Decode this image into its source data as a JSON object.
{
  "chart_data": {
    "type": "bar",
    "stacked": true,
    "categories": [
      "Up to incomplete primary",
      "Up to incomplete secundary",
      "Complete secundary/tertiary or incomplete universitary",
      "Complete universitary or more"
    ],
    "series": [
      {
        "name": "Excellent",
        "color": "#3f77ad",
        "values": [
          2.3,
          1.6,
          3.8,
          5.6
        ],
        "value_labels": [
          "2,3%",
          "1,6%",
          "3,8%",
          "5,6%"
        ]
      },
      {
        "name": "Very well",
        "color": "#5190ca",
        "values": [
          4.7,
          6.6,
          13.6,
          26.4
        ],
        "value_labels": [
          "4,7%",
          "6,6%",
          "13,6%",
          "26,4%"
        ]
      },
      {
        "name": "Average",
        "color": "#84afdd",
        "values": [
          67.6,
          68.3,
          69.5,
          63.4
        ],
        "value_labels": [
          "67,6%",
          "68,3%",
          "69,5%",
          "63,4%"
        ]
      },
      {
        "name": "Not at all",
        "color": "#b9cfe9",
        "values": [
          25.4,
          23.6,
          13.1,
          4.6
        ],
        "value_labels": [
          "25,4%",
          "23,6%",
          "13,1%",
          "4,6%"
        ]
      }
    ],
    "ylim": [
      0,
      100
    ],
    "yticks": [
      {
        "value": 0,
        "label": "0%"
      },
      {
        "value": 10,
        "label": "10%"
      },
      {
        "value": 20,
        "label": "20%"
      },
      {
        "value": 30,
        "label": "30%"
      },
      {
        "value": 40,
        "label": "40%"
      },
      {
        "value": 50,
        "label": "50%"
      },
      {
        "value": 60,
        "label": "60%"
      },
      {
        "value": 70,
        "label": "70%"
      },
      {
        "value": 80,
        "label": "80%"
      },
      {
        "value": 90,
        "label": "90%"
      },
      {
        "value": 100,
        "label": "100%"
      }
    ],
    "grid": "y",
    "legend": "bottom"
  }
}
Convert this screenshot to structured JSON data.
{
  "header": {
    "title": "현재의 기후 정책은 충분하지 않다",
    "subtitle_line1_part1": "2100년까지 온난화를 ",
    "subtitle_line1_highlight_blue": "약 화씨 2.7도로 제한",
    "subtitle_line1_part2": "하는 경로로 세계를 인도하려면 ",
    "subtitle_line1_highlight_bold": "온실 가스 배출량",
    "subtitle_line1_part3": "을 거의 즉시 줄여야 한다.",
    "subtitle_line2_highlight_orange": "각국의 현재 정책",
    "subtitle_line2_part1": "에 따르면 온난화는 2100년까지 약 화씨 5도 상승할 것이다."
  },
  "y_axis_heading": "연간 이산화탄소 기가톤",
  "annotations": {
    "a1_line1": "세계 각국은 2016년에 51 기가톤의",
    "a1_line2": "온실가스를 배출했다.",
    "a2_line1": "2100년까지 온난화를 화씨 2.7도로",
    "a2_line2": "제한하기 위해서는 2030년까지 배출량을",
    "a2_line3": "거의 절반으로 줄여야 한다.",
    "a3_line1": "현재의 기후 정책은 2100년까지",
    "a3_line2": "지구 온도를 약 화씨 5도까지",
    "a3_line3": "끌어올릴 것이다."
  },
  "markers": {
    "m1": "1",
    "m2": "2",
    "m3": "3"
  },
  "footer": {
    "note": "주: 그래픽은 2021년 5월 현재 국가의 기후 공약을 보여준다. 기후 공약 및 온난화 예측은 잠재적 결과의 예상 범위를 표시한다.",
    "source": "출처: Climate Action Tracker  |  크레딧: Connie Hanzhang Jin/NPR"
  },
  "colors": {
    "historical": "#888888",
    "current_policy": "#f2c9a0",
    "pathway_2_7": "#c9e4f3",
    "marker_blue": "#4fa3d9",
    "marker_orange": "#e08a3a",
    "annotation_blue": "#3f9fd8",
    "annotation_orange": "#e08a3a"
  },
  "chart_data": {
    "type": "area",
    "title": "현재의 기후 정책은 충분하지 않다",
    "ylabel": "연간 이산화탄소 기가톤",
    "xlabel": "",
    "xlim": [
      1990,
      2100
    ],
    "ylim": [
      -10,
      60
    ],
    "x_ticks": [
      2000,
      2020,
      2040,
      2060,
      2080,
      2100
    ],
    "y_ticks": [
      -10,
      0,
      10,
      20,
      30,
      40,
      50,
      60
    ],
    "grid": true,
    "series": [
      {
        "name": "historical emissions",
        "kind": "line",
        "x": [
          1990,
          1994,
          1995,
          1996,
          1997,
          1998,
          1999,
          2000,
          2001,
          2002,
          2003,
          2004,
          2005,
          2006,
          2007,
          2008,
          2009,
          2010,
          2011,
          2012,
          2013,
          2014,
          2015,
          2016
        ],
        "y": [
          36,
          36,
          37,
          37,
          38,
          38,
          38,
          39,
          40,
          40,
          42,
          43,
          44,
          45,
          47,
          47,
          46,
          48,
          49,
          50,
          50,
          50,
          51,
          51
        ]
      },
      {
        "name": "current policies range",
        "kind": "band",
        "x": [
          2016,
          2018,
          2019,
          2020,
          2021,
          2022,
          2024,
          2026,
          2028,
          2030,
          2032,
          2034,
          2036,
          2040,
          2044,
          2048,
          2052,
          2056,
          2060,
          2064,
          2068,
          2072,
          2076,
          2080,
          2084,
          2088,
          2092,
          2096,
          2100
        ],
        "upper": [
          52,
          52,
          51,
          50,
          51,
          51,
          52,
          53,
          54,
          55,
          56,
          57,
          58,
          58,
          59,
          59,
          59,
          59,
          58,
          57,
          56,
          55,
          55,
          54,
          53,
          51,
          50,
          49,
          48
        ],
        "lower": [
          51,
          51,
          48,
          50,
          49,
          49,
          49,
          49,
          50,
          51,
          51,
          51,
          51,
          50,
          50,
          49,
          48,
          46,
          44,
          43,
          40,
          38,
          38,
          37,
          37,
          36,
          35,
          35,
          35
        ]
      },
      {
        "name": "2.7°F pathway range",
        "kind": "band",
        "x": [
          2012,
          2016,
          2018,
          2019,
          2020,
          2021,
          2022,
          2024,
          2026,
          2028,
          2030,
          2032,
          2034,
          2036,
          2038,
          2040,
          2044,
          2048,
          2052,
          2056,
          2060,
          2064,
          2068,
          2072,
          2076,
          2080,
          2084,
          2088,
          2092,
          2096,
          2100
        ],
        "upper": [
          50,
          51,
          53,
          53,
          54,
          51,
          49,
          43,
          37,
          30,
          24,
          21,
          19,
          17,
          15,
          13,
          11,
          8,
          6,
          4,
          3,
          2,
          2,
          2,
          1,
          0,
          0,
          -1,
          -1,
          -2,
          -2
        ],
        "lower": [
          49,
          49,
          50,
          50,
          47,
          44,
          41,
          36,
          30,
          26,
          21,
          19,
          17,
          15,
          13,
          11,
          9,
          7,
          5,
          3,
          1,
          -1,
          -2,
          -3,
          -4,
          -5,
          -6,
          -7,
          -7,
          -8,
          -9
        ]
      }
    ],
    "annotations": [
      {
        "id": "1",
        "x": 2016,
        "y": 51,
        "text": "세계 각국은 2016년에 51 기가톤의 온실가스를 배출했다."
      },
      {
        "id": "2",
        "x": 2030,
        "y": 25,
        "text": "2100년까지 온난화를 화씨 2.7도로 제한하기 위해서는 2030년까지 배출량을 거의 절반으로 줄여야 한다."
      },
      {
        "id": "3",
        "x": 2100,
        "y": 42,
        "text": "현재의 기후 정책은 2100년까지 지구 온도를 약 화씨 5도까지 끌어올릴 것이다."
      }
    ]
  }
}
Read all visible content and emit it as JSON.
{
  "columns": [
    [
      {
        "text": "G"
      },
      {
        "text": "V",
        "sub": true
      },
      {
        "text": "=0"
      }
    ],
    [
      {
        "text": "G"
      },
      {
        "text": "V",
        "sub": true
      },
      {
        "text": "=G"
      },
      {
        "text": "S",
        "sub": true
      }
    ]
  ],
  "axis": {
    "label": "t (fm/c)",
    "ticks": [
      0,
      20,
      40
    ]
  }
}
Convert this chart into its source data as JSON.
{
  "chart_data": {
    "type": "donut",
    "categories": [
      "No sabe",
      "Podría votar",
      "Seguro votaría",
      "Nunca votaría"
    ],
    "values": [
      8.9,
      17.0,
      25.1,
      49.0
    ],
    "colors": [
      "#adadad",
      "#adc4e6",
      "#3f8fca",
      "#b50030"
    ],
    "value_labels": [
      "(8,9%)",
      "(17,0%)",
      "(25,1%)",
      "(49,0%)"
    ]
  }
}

WHAT IS EXPECTED: Write the lines out exactly, from the one with "Convert this chart" down to the last line of the listing, and leave out all others.

OUTPUT:
Convert this chart into its source data as JSON.
{
  "chart_data": {
    "type": "donut",
    "categories": [
      "No sabe",
      "Podría votar",
      "Seguro votaría",
      "Nunca votaría"
    ],
    "values": [
      8.9,
      17.0,
      25.1,
      49.0
    ],
    "colors": [
      "#adadad",
      "#adc4e6",
      "#3f8fca",
      "#b50030"
    ],
    "value_labels": [
      "(8,9%)",
      "(17,0%)",
      "(25,1%)",
      "(49,0%)"
    ]
  }
}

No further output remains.